Set exercise - Reply with one number only: the count of lines below that contain the word "length".

[Dataset items]
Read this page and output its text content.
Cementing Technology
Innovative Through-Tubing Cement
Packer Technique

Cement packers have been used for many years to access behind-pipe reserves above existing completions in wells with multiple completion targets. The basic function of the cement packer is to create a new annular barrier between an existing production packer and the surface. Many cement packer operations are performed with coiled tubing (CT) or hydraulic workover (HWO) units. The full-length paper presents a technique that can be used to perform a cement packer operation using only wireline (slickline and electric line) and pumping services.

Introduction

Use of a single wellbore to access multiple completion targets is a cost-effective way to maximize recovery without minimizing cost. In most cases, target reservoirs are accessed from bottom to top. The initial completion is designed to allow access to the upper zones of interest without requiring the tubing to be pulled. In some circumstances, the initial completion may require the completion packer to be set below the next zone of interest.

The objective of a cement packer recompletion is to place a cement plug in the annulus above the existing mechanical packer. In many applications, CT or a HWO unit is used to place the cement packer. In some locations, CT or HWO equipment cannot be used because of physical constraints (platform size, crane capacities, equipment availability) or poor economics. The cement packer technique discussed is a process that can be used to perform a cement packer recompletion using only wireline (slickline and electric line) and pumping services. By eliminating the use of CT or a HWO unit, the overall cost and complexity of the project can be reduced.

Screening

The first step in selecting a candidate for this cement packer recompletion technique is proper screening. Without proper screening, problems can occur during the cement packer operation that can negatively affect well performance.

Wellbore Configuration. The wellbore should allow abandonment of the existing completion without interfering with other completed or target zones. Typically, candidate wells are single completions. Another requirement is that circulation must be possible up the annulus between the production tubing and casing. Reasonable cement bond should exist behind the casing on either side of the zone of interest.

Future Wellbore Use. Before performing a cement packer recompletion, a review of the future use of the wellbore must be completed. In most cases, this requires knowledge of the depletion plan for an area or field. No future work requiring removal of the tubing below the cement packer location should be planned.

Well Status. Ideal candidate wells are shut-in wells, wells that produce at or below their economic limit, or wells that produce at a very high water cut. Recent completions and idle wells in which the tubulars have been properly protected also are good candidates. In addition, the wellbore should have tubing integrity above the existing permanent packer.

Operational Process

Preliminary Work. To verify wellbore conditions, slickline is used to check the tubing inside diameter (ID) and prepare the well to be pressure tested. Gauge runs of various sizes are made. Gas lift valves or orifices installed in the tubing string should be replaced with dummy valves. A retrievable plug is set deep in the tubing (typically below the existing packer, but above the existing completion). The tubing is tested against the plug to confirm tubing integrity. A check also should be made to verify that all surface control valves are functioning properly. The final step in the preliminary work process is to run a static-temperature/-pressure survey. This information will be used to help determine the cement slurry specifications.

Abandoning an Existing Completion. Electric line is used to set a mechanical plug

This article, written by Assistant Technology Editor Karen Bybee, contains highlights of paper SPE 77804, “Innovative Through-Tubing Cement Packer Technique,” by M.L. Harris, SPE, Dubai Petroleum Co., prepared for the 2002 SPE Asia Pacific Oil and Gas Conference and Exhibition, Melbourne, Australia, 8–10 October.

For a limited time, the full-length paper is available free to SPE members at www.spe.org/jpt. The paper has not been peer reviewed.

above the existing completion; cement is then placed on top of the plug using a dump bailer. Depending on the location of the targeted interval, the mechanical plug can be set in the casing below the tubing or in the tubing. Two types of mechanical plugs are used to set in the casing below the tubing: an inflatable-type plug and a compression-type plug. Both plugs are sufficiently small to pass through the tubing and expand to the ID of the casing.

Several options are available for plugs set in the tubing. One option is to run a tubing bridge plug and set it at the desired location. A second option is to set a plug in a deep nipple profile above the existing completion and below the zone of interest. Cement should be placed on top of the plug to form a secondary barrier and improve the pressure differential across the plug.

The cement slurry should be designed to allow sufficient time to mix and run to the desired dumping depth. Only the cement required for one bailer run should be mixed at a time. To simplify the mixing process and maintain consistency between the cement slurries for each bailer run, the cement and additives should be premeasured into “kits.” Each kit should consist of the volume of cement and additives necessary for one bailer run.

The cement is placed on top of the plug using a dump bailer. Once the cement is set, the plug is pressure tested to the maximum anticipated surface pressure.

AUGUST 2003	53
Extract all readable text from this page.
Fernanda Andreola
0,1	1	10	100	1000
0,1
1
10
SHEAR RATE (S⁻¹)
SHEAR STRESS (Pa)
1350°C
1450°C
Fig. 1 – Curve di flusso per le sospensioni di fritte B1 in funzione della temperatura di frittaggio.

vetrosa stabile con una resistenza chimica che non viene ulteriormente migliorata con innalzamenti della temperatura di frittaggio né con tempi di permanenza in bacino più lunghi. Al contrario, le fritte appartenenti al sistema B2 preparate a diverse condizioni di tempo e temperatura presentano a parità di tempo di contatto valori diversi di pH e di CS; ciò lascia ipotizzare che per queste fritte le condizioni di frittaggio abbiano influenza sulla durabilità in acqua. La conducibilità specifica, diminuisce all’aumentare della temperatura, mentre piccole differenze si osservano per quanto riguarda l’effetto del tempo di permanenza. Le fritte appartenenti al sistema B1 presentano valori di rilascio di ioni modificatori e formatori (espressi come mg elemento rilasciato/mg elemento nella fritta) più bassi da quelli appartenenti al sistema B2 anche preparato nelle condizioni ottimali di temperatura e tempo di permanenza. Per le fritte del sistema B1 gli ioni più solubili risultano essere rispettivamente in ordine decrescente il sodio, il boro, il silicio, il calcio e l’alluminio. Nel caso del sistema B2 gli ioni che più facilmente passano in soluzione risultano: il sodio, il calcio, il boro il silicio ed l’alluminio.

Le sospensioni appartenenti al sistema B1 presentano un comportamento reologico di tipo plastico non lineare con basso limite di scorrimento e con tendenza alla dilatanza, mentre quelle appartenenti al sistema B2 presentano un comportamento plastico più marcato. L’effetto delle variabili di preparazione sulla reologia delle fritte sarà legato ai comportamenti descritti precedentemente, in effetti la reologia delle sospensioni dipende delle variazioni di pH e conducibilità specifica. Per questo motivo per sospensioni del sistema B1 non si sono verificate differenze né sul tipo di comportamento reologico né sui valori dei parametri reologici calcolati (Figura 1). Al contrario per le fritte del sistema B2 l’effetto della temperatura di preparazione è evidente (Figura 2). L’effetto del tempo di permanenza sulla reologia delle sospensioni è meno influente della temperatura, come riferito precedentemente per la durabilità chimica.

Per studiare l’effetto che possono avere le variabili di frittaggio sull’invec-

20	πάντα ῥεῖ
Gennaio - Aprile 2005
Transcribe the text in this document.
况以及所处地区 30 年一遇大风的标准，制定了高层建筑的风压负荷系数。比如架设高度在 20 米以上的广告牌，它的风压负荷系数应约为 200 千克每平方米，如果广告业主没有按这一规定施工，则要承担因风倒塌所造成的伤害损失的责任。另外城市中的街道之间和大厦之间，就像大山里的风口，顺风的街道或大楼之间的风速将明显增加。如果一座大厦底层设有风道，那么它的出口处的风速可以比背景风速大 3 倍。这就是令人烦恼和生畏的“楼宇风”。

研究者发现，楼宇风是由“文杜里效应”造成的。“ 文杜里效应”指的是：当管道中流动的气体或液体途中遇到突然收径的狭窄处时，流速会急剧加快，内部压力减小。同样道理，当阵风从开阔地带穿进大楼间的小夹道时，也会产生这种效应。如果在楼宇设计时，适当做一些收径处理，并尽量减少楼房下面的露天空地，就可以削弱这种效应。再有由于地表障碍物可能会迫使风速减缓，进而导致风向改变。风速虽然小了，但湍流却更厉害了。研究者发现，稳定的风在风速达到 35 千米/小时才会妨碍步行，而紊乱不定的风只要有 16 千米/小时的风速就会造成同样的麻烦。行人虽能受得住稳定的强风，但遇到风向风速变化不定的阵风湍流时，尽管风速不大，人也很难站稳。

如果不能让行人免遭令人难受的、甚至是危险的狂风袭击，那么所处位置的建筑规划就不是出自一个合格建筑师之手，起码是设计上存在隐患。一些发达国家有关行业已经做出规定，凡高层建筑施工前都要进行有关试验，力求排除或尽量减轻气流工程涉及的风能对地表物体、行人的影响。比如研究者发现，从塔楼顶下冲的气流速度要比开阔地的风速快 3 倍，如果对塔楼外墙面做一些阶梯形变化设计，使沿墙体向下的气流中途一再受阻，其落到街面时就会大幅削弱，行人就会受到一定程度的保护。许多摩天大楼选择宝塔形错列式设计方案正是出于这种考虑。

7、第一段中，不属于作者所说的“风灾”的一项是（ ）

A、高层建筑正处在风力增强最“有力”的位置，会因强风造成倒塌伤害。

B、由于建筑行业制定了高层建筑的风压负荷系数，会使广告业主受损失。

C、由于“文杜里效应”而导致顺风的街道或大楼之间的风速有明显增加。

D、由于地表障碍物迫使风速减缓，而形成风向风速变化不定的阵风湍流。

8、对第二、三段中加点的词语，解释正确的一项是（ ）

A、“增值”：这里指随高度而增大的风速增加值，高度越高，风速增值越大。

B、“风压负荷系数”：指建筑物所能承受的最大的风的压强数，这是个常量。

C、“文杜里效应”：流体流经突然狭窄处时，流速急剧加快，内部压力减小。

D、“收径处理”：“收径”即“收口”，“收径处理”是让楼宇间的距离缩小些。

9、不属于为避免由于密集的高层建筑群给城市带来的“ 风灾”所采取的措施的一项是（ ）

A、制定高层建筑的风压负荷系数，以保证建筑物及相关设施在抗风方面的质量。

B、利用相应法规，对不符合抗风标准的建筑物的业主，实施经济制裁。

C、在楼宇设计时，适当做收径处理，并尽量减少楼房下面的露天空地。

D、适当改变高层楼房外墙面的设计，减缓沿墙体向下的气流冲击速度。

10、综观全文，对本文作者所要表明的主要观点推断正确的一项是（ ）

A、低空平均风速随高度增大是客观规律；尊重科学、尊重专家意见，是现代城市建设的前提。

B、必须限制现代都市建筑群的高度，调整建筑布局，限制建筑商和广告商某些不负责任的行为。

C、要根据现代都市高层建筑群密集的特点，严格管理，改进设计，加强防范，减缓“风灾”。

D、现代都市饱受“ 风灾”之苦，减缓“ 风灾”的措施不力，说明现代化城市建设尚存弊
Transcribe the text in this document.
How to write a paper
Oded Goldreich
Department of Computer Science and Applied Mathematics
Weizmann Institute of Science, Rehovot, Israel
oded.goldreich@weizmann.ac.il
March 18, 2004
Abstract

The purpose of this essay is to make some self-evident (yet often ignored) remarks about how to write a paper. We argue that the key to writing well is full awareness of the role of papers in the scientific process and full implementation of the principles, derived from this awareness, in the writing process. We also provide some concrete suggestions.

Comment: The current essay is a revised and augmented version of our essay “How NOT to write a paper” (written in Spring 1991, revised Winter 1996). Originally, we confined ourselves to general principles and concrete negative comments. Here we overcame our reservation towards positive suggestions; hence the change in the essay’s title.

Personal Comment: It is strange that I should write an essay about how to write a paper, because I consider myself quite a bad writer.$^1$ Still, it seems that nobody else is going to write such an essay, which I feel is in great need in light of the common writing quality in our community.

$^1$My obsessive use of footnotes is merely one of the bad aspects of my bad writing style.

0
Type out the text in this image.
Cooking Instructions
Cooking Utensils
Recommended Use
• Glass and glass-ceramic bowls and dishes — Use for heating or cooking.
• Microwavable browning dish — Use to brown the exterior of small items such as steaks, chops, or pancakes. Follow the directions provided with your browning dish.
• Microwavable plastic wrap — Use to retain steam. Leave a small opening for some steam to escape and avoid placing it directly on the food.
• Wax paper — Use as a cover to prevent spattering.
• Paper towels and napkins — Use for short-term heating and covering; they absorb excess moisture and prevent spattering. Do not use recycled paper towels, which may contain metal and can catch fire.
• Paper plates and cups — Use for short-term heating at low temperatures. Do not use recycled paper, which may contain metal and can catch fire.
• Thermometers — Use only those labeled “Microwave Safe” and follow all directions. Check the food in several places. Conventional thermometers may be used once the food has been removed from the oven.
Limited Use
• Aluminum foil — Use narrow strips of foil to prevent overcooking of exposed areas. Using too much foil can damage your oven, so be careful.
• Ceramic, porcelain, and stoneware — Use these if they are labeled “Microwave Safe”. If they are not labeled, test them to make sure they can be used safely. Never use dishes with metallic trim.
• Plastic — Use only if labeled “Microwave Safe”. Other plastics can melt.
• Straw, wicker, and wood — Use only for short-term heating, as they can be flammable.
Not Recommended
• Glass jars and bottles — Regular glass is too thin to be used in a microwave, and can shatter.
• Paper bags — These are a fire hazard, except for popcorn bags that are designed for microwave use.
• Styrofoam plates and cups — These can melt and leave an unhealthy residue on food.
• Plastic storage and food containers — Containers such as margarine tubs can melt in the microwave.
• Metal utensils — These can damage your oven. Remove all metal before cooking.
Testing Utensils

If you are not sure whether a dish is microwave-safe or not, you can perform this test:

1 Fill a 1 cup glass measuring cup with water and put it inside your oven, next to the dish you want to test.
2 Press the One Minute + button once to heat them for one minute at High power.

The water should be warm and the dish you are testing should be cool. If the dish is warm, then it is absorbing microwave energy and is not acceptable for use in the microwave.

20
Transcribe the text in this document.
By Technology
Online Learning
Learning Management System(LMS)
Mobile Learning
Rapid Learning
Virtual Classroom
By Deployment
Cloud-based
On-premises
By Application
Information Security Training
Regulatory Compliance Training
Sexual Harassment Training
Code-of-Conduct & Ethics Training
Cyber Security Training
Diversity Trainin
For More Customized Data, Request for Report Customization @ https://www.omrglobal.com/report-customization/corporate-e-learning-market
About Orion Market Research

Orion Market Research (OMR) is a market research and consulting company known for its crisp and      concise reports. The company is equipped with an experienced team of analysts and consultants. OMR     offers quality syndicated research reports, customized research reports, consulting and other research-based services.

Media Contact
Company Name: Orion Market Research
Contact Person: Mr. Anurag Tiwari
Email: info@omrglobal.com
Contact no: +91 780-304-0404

Task solution - 2